### OBJECTIVE
The entries below are to be written out again without alteration.

━━━ RECORDS FOR THE EXERCISE ━━━

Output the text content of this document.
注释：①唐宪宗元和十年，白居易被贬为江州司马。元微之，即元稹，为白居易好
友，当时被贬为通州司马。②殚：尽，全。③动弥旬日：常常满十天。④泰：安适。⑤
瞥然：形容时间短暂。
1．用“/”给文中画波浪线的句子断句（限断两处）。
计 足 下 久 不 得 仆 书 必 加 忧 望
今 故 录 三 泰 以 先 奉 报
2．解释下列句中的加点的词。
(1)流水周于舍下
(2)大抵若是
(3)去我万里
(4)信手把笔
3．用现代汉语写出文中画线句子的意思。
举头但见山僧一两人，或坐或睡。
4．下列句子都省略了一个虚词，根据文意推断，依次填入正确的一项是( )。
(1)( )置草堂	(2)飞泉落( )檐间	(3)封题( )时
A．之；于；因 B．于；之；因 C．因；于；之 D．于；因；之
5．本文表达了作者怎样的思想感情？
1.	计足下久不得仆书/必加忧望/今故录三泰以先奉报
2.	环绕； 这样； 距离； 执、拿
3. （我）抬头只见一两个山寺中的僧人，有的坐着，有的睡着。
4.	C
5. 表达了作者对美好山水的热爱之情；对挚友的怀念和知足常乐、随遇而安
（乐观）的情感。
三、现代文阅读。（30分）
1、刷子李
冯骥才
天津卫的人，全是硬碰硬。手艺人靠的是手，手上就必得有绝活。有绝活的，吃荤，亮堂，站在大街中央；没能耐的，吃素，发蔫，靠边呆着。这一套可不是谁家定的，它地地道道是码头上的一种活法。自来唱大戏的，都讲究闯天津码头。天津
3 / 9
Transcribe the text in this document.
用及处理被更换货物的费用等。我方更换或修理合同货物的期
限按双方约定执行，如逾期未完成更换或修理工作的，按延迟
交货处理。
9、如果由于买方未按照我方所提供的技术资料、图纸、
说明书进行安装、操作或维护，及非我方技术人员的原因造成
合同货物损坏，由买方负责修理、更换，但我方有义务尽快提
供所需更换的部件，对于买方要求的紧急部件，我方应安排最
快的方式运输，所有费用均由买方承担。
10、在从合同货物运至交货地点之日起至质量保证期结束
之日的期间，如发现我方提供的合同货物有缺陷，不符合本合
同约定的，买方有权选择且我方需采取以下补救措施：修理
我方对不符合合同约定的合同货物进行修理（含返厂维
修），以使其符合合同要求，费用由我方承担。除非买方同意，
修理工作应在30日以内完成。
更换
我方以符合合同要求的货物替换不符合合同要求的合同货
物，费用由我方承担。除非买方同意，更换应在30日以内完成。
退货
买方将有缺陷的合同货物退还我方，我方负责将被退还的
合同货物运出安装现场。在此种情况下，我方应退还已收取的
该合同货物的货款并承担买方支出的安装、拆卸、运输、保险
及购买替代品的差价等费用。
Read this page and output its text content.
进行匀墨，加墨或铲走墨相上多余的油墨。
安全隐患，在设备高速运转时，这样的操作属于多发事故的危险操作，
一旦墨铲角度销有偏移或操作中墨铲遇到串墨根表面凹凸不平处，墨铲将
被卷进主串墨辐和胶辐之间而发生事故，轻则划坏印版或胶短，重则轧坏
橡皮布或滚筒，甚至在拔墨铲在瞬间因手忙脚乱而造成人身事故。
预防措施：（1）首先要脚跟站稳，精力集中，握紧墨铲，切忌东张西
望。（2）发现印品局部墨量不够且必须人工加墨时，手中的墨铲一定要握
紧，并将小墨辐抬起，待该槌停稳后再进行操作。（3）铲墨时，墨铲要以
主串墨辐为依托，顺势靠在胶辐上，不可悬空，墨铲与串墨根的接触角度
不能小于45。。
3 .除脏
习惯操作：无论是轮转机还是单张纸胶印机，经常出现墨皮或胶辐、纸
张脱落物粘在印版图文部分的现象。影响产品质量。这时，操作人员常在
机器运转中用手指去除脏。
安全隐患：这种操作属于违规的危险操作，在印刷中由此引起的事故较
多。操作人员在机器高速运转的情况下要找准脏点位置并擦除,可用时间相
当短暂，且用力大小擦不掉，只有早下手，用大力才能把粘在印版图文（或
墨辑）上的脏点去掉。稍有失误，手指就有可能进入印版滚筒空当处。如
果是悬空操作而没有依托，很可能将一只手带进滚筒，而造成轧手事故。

━━━

### CORRECT RESPONSE
Output the text content of this document.
注释：①唐宪宗元和十年，白居易被贬为江州司马。元微之，即元稹，为白居易好
友，当时被贬为通州司马。②殚：尽，全。③动弥旬日：常常满十天。④泰：安适。⑤
瞥然：形容时间短暂。
1．用“/”给文中画波浪线的句子断句（限断两处）。
计 足 下 久 不 得 仆 书 必 加 忧 望
今 故 录 三 泰 以 先 奉 报
2．解释下列句中的加点的词。
(1)流水周于舍下
(2)大抵若是
(3)去我万里
(4)信手把笔
3．用现代汉语写出文中画线句子的意思。
举头但见山僧一两人，或坐或睡。
4．下列句子都省略了一个虚词，根据文意推断，依次填入正确的一项是( )。
(1)( )置草堂	(2)飞泉落( )檐间	(3)封题( )时
A．之；于；因 B．于；之；因 C．因；于；之 D．于；因；之
5．本文表达了作者怎样的思想感情？
1.	计足下久不得仆书/必加忧望/今故录三泰以先奉报
2.	环绕； 这样； 距离； 执、拿
3. （我）抬头只见一两个山寺中的僧人，有的坐着，有的睡着。
4.	C
5. 表达了作者对美好山水的热爱之情；对挚友的怀念和知足常乐、随遇而安
（乐观）的情感。
三、现代文阅读。（30分）
1、刷子李
冯骥才
天津卫的人，全是硬碰硬。手艺人靠的是手，手上就必得有绝活。有绝活的，吃荤，亮堂，站在大街中央；没能耐的，吃素，发蔫，靠边呆着。这一套可不是谁家定的，它地地道道是码头上的一种活法。自来唱大戏的，都讲究闯天津码头。天津
3 / 9
Transcribe the text in this document.
用及处理被更换货物的费用等。我方更换或修理合同货物的期
限按双方约定执行，如逾期未完成更换或修理工作的，按延迟
交货处理。
9、如果由于买方未按照我方所提供的技术资料、图纸、
说明书进行安装、操作或维护，及非我方技术人员的原因造成
合同货物损坏，由买方负责修理、更换，但我方有义务尽快提
供所需更换的部件，对于买方要求的紧急部件，我方应安排最
快的方式运输，所有费用均由买方承担。
10、在从合同货物运至交货地点之日起至质量保证期结束
之日的期间，如发现我方提供的合同货物有缺陷，不符合本合
同约定的，买方有权选择且我方需采取以下补救措施：修理
我方对不符合合同约定的合同货物进行修理（含返厂维
修），以使其符合合同要求，费用由我方承担。除非买方同意，
修理工作应在30日以内完成。
更换
我方以符合合同要求的货物替换不符合合同要求的合同货
物，费用由我方承担。除非买方同意，更换应在30日以内完成。
退货
买方将有缺陷的合同货物退还我方，我方负责将被退还的
合同货物运出安装现场。在此种情况下，我方应退还已收取的
该合同货物的货款并承担买方支出的安装、拆卸、运输、保险
及购买替代品的差价等费用。
Read this page and output its text content.
进行匀墨，加墨或铲走墨相上多余的油墨。
安全隐患，在设备高速运转时，这样的操作属于多发事故的危险操作，
一旦墨铲角度销有偏移或操作中墨铲遇到串墨根表面凹凸不平处，墨铲将
被卷进主串墨辐和胶辐之间而发生事故，轻则划坏印版或胶短，重则轧坏
橡皮布或滚筒，甚至在拔墨铲在瞬间因手忙脚乱而造成人身事故。
预防措施：（1）首先要脚跟站稳，精力集中，握紧墨铲，切忌东张西
望。（2）发现印品局部墨量不够且必须人工加墨时，手中的墨铲一定要握
紧，并将小墨辐抬起，待该槌停稳后再进行操作。（3）铲墨时，墨铲要以
主串墨辐为依托，顺势靠在胶辐上，不可悬空，墨铲与串墨根的接触角度
不能小于45。。
3 .除脏
习惯操作：无论是轮转机还是单张纸胶印机，经常出现墨皮或胶辐、纸
张脱落物粘在印版图文部分的现象。影响产品质量。这时，操作人员常在
机器运转中用手指去除脏。
安全隐患：这种操作属于违规的危险操作，在印刷中由此引起的事故较
多。操作人员在机器高速运转的情况下要找准脏点位置并擦除,可用时间相
当短暂，且用力大小擦不掉，只有早下手，用大力才能把粘在印版图文（或
墨辑）上的脏点去掉。稍有失误，手指就有可能进入印版滚筒空当处。如
果是悬空操作而没有依托，很可能将一只手带进滚筒，而造成轧手事故。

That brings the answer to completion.